**Problem to solve**
Reproduce the lines below verbatim, omitting the picture.

**Material for this task**
· · ·
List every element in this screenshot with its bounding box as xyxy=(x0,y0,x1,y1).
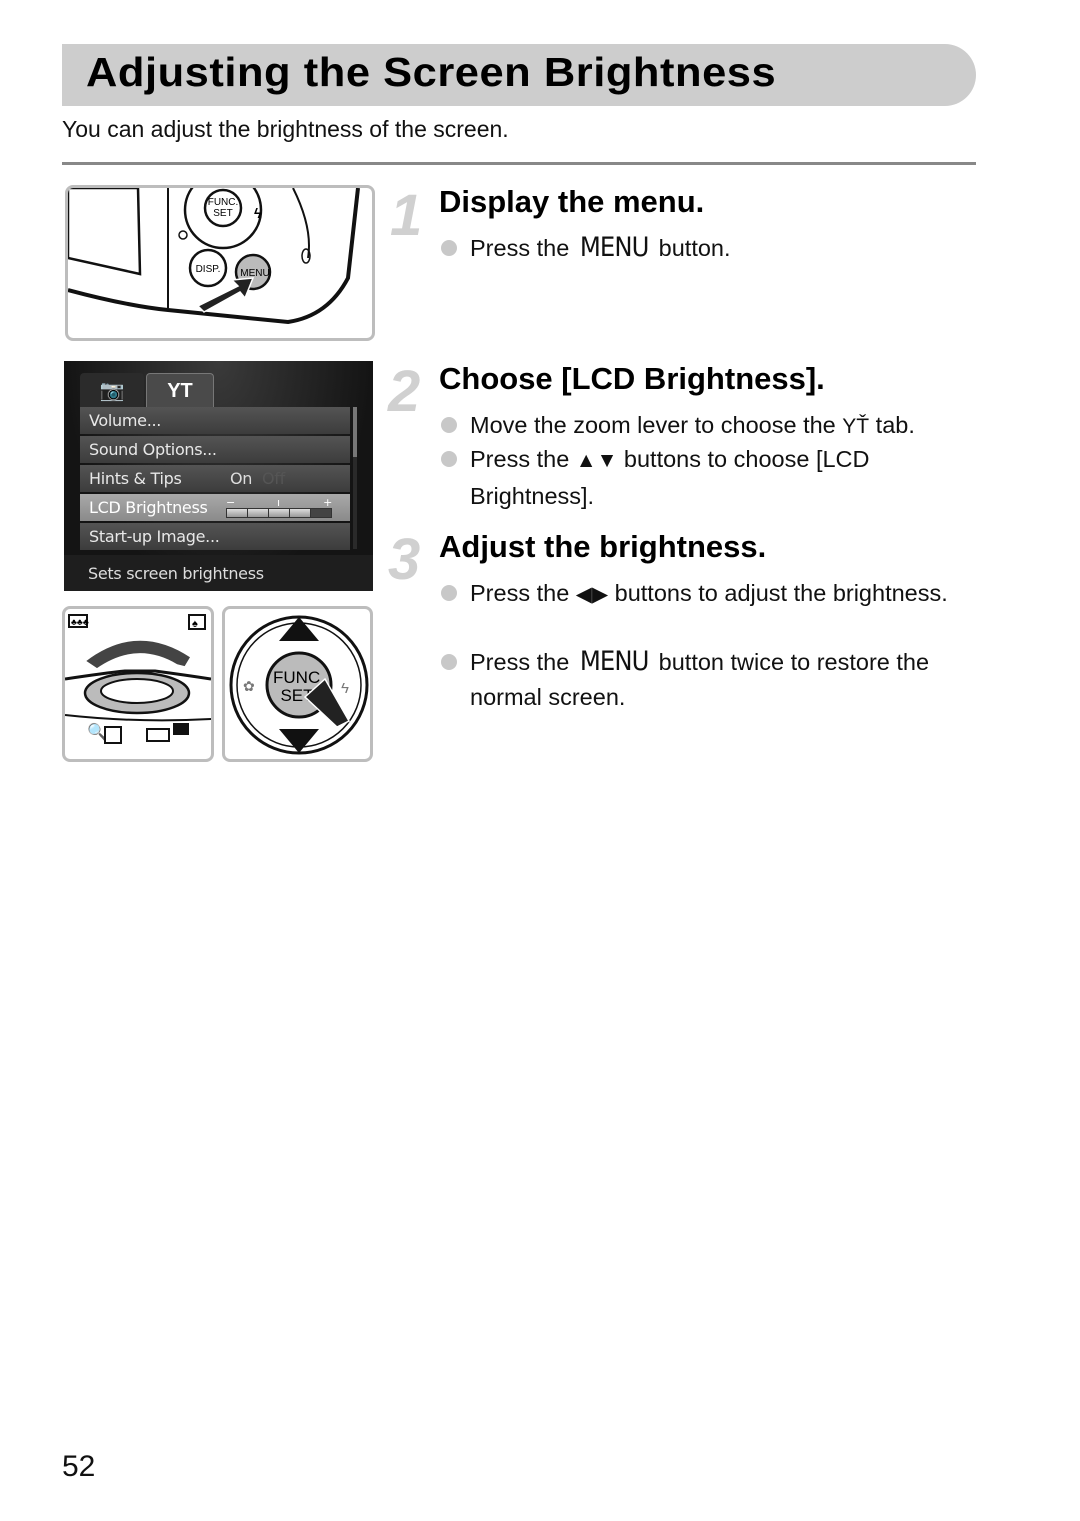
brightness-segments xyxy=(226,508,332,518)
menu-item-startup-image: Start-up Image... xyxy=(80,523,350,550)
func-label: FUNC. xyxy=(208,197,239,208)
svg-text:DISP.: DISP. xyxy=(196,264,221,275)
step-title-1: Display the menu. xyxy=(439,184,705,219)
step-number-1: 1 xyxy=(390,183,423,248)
· · ·
**Response to this task**
List every element in this screenshot with its bounding box as xyxy=(x0,y0,x1,y1).
brightness-segments xyxy=(226,508,332,518)
menu-item-startup-image: Start-up Image... xyxy=(80,523,350,550)
func-label: FUNC. xyxy=(208,197,239,208)
svg-text:DISP.: DISP. xyxy=(196,264,221,275)
step-title-1: Display the menu. xyxy=(439,184,705,219)
step-number-1: 1 xyxy=(390,183,423,248)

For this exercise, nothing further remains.